Problem details: Copy out all the entries word for word.

Supplied entries:
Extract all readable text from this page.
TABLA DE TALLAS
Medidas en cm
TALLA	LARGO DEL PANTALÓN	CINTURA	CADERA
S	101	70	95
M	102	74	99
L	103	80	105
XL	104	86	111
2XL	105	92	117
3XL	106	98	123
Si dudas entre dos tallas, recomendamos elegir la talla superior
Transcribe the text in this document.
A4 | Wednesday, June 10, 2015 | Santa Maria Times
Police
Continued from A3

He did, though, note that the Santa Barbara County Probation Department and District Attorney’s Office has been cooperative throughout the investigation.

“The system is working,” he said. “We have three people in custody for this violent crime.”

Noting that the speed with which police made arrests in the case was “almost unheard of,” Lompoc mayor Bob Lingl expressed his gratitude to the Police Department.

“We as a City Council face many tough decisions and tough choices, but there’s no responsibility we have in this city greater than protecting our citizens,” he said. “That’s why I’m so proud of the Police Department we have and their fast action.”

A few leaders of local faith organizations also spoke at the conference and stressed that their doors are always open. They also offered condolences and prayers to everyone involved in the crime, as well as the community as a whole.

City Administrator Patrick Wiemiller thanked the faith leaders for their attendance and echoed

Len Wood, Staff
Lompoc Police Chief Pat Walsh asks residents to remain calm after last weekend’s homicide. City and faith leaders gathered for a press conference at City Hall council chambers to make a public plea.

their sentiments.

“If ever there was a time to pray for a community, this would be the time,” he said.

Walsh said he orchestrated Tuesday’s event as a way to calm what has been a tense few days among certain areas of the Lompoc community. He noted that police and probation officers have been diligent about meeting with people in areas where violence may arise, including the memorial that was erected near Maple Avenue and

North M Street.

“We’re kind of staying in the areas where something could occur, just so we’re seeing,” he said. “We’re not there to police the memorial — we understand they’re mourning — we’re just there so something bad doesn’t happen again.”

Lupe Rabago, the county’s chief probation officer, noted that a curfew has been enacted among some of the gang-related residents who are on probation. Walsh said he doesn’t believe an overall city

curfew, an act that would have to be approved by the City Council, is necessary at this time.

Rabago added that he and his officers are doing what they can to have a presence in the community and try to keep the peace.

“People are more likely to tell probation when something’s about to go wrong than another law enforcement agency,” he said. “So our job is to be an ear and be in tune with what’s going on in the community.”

In response:
Extract all readable text from this page.
TABLA DE TALLAS
Medidas en cm
TALLA	LARGO DEL PANTALÓN	CINTURA	CADERA
S	101	70	95
M	102	74	99
L	103	80	105
XL	104	86	111
2XL	105	92	117
3XL	106	98	123
Si dudas entre dos tallas, recomendamos elegir la talla superior
Transcribe the text in this document.
A4 | Wednesday, June 10, 2015 | Santa Maria Times
Police
Continued from A3

He did, though, note that the Santa Barbara County Probation Department and District Attorney’s Office has been cooperative throughout the investigation.

“The system is working,” he said. “We have three people in custody for this violent crime.”

Noting that the speed with which police made arrests in the case was “almost unheard of,” Lompoc mayor Bob Lingl expressed his gratitude to the Police Department.

“We as a City Council face many tough decisions and tough choices, but there’s no responsibility we have in this city greater than protecting our citizens,” he said. “That’s why I’m so proud of the Police Department we have and their fast action.”

A few leaders of local faith organizations also spoke at the conference and stressed that their doors are always open. They also offered condolences and prayers to everyone involved in the crime, as well as the community as a whole.

City Administrator Patrick Wiemiller thanked the faith leaders for their attendance and echoed

Len Wood, Staff
Lompoc Police Chief Pat Walsh asks residents to remain calm after last weekend’s homicide. City and faith leaders gathered for a press conference at City Hall council chambers to make a public plea.

their sentiments.

“If ever there was a time to pray for a community, this would be the time,” he said.

Walsh said he orchestrated Tuesday’s event as a way to calm what has been a tense few days among certain areas of the Lompoc community. He noted that police and probation officers have been diligent about meeting with people in areas where violence may arise, including the memorial that was erected near Maple Avenue and

North M Street.

“We’re kind of staying in the areas where something could occur, just so we’re seeing,” he said. “We’re not there to police the memorial — we understand they’re mourning — we’re just there so something bad doesn’t happen again.”

Lupe Rabago, the county’s chief probation officer, noted that a curfew has been enacted among some of the gang-related residents who are on probation. Walsh said he doesn’t believe an overall city

curfew, an act that would have to be approved by the City Council, is necessary at this time.

Rabago added that he and his officers are doing what they can to have a presence in the community and try to keep the peace.

“People are more likely to tell probation when something’s about to go wrong than another law enforcement agency,” he said. “So our job is to be an ear and be in tune with what’s going on in the community.”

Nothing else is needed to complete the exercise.